Given problem: Identify and reproduce every line holding the string "name".

Entries supplied:
# # #

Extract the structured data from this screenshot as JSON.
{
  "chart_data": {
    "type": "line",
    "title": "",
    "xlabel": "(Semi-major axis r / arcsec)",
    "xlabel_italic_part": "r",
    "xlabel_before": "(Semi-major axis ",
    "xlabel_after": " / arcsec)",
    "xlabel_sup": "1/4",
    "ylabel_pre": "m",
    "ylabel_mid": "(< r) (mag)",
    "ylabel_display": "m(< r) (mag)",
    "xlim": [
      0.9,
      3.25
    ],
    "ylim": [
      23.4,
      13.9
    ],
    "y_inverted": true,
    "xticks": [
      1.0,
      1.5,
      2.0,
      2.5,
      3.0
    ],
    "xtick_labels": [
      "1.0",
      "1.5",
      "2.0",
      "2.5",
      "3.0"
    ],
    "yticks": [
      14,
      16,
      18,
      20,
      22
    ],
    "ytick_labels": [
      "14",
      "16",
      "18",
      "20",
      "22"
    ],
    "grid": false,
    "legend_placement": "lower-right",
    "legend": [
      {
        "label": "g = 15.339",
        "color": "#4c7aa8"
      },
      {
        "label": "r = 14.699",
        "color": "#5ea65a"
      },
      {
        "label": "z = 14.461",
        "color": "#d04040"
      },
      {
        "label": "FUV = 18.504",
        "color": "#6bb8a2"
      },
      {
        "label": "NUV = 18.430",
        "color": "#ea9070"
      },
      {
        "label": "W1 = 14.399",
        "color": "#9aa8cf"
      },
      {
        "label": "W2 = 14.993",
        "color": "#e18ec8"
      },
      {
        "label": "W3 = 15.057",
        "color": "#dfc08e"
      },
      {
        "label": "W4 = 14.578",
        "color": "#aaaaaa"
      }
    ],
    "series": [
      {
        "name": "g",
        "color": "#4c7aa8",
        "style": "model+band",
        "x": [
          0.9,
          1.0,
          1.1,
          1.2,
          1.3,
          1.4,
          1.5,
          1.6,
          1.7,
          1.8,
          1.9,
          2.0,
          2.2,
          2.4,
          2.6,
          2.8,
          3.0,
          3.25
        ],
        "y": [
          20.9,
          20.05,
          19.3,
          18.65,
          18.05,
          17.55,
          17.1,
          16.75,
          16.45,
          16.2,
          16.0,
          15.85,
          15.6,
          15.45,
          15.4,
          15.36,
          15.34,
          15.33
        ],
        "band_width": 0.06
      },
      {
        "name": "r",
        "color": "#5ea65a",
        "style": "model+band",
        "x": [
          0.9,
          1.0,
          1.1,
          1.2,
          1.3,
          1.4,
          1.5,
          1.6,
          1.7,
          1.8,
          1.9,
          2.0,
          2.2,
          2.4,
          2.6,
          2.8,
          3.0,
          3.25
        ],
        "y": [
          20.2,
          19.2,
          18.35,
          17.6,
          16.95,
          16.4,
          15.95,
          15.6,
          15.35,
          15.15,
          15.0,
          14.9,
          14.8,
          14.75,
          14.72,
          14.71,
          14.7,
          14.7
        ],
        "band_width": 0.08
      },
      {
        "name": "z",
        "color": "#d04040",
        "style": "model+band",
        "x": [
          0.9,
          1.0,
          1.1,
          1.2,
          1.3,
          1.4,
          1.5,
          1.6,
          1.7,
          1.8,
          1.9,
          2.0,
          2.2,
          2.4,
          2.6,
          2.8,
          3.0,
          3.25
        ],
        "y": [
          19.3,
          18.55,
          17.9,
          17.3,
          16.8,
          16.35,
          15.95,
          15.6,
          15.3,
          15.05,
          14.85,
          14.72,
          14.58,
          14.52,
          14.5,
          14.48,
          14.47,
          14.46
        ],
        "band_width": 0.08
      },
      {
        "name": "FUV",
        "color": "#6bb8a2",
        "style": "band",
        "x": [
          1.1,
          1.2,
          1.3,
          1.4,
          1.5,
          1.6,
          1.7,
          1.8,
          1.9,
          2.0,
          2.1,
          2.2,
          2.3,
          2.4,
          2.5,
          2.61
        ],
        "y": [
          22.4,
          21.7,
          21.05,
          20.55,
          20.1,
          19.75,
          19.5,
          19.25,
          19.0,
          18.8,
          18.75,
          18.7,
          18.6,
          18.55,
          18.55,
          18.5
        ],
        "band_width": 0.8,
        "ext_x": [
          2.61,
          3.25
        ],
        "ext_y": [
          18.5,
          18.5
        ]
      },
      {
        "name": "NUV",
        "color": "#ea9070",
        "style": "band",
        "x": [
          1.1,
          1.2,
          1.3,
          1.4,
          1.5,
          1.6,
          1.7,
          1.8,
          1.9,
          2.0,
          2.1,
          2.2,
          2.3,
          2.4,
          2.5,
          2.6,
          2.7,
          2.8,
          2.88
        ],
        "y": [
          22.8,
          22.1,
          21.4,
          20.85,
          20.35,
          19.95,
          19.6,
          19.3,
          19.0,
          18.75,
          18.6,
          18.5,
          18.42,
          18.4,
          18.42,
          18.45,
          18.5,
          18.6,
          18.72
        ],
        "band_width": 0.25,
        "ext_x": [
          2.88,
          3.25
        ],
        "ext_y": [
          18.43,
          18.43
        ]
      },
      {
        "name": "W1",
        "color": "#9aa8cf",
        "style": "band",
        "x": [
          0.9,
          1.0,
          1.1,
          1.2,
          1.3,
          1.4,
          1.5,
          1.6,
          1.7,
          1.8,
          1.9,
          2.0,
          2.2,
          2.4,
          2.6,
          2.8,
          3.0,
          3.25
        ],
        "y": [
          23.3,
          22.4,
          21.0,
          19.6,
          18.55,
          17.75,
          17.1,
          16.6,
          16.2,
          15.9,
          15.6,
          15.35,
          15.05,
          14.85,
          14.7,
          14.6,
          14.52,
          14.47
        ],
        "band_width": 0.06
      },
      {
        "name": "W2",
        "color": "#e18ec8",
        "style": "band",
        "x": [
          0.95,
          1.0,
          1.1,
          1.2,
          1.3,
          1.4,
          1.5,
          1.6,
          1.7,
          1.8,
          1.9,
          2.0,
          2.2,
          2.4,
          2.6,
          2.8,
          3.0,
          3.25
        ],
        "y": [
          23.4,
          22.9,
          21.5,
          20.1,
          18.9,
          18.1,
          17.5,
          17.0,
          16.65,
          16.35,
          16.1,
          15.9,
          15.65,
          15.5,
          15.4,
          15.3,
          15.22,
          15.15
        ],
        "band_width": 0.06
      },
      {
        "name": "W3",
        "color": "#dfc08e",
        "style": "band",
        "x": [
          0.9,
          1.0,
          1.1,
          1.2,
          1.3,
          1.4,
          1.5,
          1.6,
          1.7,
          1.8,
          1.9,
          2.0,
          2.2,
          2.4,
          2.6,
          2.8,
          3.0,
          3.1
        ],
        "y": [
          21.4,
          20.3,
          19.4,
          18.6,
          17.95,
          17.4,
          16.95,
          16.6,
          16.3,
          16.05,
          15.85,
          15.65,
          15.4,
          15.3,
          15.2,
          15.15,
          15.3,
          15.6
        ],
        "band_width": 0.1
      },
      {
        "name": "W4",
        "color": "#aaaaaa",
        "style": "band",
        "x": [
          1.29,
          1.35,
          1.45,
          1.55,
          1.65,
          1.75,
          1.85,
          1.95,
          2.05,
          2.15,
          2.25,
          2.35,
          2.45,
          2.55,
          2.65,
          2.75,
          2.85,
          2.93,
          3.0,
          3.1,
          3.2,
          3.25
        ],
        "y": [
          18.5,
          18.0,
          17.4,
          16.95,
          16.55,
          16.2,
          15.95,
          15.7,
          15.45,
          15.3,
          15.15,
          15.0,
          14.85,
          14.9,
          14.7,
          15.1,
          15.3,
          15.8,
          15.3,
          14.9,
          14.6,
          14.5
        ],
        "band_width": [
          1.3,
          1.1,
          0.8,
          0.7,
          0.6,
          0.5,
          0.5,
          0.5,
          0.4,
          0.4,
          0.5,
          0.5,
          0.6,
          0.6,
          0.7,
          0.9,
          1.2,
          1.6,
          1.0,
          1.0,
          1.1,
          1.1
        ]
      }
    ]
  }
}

# # #

Solution for this problem:
        "name": "g",
        "name": "r",
        "name": "z",
        "name": "FUV",
        "name": "NUV",
        "name": "W1",
        "name": "W2",
        "name": "W3",
        "name": "W4",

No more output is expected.